Quote the whole listing word for word, please.
※
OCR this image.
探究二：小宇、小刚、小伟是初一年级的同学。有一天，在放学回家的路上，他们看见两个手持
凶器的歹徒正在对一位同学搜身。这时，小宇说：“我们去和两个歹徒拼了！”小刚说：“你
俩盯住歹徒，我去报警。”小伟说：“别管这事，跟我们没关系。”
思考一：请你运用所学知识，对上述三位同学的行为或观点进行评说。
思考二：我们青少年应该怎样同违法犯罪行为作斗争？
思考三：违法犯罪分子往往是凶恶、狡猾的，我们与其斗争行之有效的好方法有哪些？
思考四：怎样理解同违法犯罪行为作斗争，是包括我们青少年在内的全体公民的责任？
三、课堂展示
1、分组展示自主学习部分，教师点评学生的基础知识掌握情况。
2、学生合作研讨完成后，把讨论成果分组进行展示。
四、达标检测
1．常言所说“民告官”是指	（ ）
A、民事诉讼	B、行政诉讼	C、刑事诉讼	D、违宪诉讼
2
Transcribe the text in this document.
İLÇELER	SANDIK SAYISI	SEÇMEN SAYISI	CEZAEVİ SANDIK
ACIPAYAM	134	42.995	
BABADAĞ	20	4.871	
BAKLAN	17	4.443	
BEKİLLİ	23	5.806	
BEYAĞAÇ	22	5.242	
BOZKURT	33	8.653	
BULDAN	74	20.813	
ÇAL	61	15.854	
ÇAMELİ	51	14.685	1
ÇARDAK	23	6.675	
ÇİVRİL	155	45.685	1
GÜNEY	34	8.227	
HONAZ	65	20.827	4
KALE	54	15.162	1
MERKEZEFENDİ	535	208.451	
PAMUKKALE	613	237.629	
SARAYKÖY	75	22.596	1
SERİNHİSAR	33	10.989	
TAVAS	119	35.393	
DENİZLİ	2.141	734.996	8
※
### RESULT
OCR this image.
探究二：小宇、小刚、小伟是初一年级的同学。有一天，在放学回家的路上，他们看见两个手持
凶器的歹徒正在对一位同学搜身。这时，小宇说：“我们去和两个歹徒拼了！”小刚说：“你
俩盯住歹徒，我去报警。”小伟说：“别管这事，跟我们没关系。”
思考一：请你运用所学知识，对上述三位同学的行为或观点进行评说。
思考二：我们青少年应该怎样同违法犯罪行为作斗争？
思考三：违法犯罪分子往往是凶恶、狡猾的，我们与其斗争行之有效的好方法有哪些？
思考四：怎样理解同违法犯罪行为作斗争，是包括我们青少年在内的全体公民的责任？
三、课堂展示
1、分组展示自主学习部分，教师点评学生的基础知识掌握情况。
2、学生合作研讨完成后，把讨论成果分组进行展示。
四、达标检测
1．常言所说“民告官”是指	（ ）
A、民事诉讼	B、行政诉讼	C、刑事诉讼	D、违宪诉讼
2
Transcribe the text in this document.
İLÇELER	SANDIK SAYISI	SEÇMEN SAYISI	CEZAEVİ SANDIK
ACIPAYAM	134	42.995	
BABADAĞ	20	4.871	
BAKLAN	17	4.443	
BEKİLLİ	23	5.806	
BEYAĞAÇ	22	5.242	
BOZKURT	33	8.653	
BULDAN	74	20.813	
ÇAL	61	15.854	
ÇAMELİ	51	14.685	1
ÇARDAK	23	6.675	
ÇİVRİL	155	45.685	1
GÜNEY	34	8.227	
HONAZ	65	20.827	4
KALE	54	15.162	1
MERKEZEFENDİ	535	208.451	
PAMUKKALE	613	237.629	
SARAYKÖY	75	22.596	1
SERİNHİSAR	33	10.989	
TAVAS	119	35.393	
DENİZLİ	2.141	734.996	8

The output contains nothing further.